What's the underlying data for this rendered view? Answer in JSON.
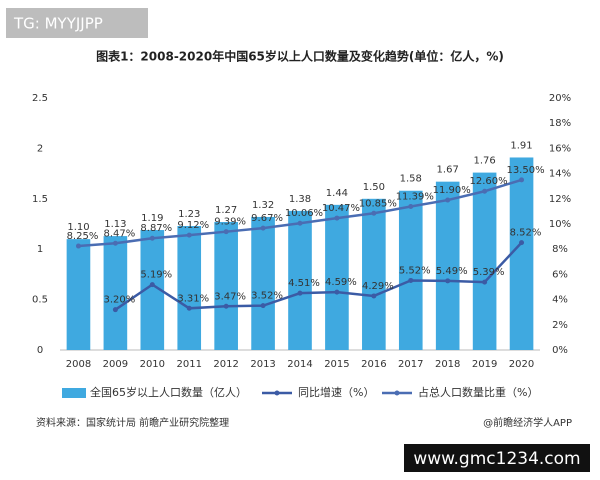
{
  "watermark": "TG: MYYJJPP",
  "source": "资料来源：国家统计局 前瞻产业研究院整理",
  "credit": "@前瞻经济学人APP",
  "site": "www.gmc1234.com",
  "chart_data": {
    "type": "bar-line",
    "title": "图表1：2008-2020年中国65岁以上人口数量及变化趋势(单位：亿人，%)",
    "categories": [
      "2008",
      "2009",
      "2010",
      "2011",
      "2012",
      "2013",
      "2014",
      "2015",
      "2016",
      "2017",
      "2018",
      "2019",
      "2020"
    ],
    "series": [
      {
        "name": "全国65岁以上人口数量（亿人）",
        "type": "bar",
        "color": "#3fa9e0",
        "values": [
          1.1,
          1.13,
          1.19,
          1.23,
          1.27,
          1.32,
          1.38,
          1.44,
          1.5,
          1.58,
          1.67,
          1.76,
          1.91
        ],
        "value_labels": [
          "1.10",
          "1.13",
          "1.19",
          "1.23",
          "1.27",
          "1.32",
          "1.38",
          "1.44",
          "1.50",
          "1.58",
          "1.67",
          "1.76",
          "1.91"
        ]
      },
      {
        "name": "同比增速（%）",
        "type": "line",
        "axis": "y2",
        "color": "#3b5ba5",
        "values": [
          null,
          3.2,
          5.19,
          3.31,
          3.47,
          3.52,
          4.51,
          4.59,
          4.29,
          5.52,
          5.49,
          5.39,
          8.52
        ],
        "value_labels": [
          null,
          "3.20%",
          "5.19%",
          "3.31%",
          "3.47%",
          "3.52%",
          "4.51%",
          "4.59%",
          "4.29%",
          "5.52%",
          "5.49%",
          "5.39%",
          "8.52%"
        ]
      },
      {
        "name": "占总人口数量比重（%）",
        "type": "line",
        "axis": "y2",
        "color": "#4a6db3",
        "values": [
          8.25,
          8.47,
          8.87,
          9.12,
          9.39,
          9.67,
          10.06,
          10.47,
          10.85,
          11.39,
          11.9,
          12.6,
          13.5
        ],
        "value_labels": [
          "8.25%",
          "8.47%",
          "8.87%",
          "9.12%",
          "9.39%",
          "9.67%",
          "10.06%",
          "10.47%",
          "10.85%",
          "11.39%",
          "11.90%",
          "12.60%",
          "13.50%"
        ]
      }
    ],
    "ylim": [
      0,
      2.5
    ],
    "yticks": [
      0,
      0.5,
      1,
      1.5,
      2,
      2.5
    ],
    "y2lim": [
      0,
      20
    ],
    "y2ticks": [
      {
        "value": 0,
        "label": "0%"
      },
      {
        "value": 2,
        "label": "2%"
      },
      {
        "value": 4,
        "label": "4%"
      },
      {
        "value": 6,
        "label": "6%"
      },
      {
        "value": 8,
        "label": "8%"
      },
      {
        "value": 10,
        "label": "10%"
      },
      {
        "value": 12,
        "label": "12%"
      },
      {
        "value": 14,
        "label": "14%"
      },
      {
        "value": 16,
        "label": "16%"
      },
      {
        "value": 18,
        "label": "18%"
      },
      {
        "value": 20,
        "label": "20%"
      }
    ],
    "grid": false,
    "legend": "bottom"
  }
}
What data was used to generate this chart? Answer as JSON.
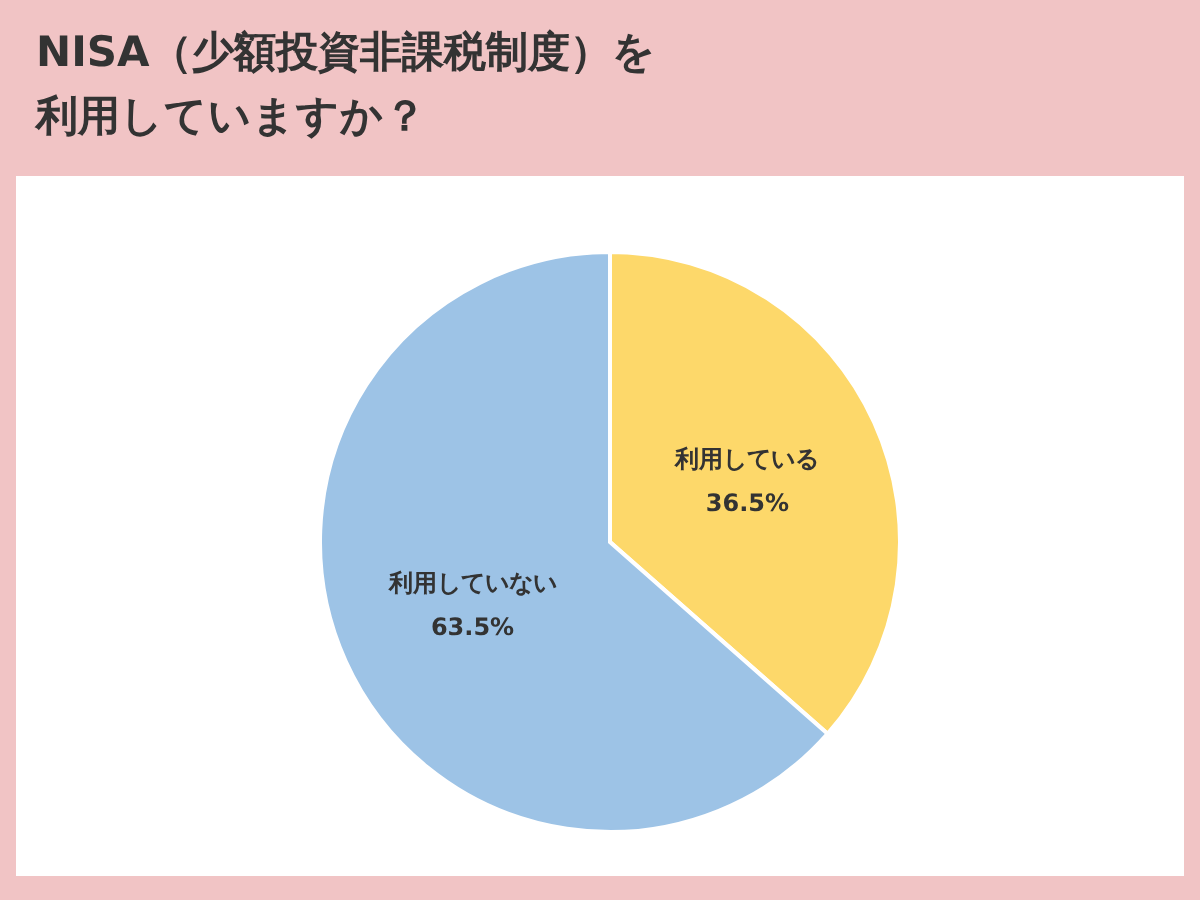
{
  "chart_data": {
    "type": "pie",
    "title": "NISA（少額投資非課税制度）を利用していますか？",
    "categories": [
      "利用している",
      "利用していない"
    ],
    "values": [
      36.5,
      63.5
    ],
    "colors": [
      "#fdd86a",
      "#9dc3e6"
    ],
    "value_labels": [
      "36.5%",
      "63.5%"
    ]
  }
}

WORK TO COMPLETE:
Reproduce nothing but the lines that run from the line containing "What data was" through the last line of the records, inclusive. Omit the pictures.

SOLUTION:
What data was used to generate this chart? Answer as JSON.
{
  "chart_data": {
    "type": "pie",
    "title": "NISA（少額投資非課税制度）を利用していますか？",
    "categories": [
      "利用している",
      "利用していない"
    ],
    "values": [
      36.5,
      63.5
    ],
    "colors": [
      "#fdd86a",
      "#9dc3e6"
    ],
    "value_labels": [
      "36.5%",
      "63.5%"
    ]
  }
}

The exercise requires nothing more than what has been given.